### PROBLEM DETAILS:
Only lines with the word "KYNA" are needed; collect each of them from the listing below.

[THE RECORDS start]

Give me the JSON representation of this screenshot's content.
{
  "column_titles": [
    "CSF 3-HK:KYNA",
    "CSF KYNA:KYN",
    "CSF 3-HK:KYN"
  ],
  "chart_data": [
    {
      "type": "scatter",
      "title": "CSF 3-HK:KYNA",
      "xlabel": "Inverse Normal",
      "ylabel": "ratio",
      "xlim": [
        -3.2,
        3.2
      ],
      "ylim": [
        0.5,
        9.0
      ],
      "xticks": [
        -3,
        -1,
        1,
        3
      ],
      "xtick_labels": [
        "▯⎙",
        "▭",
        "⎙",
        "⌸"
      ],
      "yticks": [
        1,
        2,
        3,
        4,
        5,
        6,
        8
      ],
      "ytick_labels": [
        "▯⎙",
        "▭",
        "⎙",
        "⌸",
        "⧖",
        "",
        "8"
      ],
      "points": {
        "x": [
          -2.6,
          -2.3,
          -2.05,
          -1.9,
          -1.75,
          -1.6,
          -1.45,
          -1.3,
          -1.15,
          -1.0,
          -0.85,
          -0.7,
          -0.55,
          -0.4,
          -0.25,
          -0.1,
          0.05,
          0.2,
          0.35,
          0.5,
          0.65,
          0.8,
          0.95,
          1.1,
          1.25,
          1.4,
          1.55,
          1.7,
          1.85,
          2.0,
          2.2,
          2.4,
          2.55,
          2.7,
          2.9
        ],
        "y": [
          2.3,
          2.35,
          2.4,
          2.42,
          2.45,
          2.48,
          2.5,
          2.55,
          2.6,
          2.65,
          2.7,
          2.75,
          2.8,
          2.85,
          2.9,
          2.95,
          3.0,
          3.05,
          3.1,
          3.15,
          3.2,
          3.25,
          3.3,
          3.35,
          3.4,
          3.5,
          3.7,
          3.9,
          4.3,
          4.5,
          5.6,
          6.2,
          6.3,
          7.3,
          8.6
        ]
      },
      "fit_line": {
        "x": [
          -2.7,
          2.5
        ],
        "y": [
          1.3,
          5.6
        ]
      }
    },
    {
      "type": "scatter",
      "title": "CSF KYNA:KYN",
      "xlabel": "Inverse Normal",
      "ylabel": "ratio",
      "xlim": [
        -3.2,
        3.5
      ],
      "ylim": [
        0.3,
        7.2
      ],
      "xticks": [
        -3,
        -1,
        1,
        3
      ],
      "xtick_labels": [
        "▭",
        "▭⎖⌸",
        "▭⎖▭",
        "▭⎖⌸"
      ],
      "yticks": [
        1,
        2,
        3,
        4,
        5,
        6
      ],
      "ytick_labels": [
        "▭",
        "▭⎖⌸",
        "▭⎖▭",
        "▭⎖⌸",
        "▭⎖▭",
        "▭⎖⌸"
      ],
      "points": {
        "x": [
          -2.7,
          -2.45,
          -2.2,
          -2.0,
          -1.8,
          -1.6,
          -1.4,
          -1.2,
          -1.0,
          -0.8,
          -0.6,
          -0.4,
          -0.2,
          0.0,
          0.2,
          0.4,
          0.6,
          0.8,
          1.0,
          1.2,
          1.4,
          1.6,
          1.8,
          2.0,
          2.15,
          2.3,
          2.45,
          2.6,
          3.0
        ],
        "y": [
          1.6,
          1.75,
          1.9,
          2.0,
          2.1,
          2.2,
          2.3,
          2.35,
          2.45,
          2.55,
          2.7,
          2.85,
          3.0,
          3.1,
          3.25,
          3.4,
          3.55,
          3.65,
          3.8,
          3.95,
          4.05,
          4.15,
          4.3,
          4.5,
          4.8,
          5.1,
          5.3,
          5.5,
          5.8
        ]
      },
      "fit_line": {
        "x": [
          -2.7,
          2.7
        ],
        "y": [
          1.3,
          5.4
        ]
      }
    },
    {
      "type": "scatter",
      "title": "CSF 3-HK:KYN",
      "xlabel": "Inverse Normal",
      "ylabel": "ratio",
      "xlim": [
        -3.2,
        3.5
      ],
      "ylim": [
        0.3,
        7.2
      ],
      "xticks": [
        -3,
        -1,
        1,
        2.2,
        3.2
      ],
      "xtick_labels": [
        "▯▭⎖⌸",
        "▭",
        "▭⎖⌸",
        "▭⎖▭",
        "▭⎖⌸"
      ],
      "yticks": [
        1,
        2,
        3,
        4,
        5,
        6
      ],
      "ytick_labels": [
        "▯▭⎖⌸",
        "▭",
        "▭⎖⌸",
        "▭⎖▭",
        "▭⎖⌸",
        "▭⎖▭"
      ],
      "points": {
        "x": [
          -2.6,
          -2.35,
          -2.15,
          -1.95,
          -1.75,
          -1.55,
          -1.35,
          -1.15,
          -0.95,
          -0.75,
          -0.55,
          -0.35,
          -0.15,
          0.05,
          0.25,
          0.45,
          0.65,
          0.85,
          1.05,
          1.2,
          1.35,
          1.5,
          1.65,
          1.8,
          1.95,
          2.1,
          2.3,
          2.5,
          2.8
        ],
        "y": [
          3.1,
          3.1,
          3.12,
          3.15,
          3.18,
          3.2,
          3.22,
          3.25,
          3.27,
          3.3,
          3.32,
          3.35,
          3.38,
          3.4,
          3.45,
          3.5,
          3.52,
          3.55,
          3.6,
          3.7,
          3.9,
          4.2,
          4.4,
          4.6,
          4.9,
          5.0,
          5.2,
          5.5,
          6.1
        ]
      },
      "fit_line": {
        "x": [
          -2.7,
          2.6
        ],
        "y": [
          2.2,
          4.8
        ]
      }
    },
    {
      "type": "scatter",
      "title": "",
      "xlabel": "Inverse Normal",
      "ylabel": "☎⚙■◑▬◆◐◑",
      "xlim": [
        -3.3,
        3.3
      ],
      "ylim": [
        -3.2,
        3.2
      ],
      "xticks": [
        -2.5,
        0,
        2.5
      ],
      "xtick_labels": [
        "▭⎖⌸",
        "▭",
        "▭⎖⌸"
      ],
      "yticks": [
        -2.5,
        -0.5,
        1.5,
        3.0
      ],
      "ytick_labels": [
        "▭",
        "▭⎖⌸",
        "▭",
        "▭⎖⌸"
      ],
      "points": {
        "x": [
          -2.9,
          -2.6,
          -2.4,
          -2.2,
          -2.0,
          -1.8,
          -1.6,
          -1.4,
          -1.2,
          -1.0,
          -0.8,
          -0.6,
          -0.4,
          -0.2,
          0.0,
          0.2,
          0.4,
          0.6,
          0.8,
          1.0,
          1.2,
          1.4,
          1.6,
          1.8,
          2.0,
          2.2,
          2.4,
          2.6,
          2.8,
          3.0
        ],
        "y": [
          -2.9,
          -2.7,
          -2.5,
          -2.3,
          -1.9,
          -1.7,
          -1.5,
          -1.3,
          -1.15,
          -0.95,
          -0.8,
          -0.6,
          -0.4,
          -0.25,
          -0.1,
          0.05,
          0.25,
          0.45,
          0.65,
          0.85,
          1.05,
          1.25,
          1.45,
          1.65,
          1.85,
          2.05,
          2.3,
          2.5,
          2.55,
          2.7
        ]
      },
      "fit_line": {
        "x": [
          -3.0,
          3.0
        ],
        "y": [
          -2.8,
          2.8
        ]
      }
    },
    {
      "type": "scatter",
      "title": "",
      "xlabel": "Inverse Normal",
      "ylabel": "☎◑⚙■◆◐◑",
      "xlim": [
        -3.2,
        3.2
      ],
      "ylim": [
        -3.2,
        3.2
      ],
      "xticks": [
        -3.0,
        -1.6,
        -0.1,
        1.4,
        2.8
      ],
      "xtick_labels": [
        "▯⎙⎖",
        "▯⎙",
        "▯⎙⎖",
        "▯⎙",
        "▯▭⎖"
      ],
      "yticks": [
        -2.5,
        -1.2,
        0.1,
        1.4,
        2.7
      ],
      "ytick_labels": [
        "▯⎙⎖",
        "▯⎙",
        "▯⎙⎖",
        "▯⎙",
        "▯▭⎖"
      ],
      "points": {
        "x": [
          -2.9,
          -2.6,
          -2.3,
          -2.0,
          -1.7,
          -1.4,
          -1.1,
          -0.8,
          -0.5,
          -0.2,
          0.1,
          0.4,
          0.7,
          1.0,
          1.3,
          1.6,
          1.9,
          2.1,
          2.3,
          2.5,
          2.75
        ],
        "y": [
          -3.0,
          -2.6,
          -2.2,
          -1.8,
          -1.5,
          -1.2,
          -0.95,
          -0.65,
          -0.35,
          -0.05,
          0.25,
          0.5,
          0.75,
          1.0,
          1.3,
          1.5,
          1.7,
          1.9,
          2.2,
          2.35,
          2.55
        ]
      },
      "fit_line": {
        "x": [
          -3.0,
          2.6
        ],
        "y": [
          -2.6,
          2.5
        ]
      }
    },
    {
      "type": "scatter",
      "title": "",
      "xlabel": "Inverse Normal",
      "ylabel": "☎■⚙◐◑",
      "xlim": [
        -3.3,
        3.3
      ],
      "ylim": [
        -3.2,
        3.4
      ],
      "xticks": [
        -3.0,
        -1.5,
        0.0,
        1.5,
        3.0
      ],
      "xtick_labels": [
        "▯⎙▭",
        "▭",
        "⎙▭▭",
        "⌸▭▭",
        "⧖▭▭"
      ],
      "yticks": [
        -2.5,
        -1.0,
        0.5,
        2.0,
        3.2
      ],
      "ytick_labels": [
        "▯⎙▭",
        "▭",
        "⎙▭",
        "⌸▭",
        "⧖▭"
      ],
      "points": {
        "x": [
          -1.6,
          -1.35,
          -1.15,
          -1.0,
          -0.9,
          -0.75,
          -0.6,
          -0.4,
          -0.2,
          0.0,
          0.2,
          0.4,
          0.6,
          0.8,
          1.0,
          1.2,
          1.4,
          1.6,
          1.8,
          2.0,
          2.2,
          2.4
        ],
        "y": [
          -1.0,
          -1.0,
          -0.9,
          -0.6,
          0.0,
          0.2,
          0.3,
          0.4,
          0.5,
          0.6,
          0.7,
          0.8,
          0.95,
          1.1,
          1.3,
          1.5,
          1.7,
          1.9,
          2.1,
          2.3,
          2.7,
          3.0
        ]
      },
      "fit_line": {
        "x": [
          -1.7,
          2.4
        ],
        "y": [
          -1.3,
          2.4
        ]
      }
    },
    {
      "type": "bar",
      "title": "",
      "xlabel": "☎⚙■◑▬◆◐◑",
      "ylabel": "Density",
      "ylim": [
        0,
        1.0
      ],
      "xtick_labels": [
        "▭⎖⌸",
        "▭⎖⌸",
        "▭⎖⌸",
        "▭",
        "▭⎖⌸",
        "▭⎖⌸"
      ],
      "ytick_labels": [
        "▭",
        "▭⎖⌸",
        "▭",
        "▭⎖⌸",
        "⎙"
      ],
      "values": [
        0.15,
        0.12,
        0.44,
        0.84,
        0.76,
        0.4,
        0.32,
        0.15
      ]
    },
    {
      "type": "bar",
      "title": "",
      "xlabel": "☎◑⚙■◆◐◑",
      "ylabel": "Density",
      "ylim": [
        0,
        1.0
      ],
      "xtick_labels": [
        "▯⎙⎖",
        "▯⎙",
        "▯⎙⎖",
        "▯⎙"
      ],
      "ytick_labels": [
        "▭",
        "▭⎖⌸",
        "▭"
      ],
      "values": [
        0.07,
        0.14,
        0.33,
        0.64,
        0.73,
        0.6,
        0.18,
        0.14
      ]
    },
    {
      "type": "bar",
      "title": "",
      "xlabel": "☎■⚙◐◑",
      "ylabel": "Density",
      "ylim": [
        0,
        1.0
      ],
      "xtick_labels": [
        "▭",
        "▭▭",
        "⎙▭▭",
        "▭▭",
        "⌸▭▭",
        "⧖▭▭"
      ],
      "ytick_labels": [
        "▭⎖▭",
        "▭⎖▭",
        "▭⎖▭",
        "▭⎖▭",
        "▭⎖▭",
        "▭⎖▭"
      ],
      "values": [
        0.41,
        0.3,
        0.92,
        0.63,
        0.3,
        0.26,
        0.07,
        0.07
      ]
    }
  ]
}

[THE RECORDS end]

### RESPONSE TO THIS TASK:
    "CSF 3-HK:KYNA",
    "CSF KYNA:KYN",
      "title": "CSF 3-HK:KYNA",
      "title": "CSF KYNA:KYN",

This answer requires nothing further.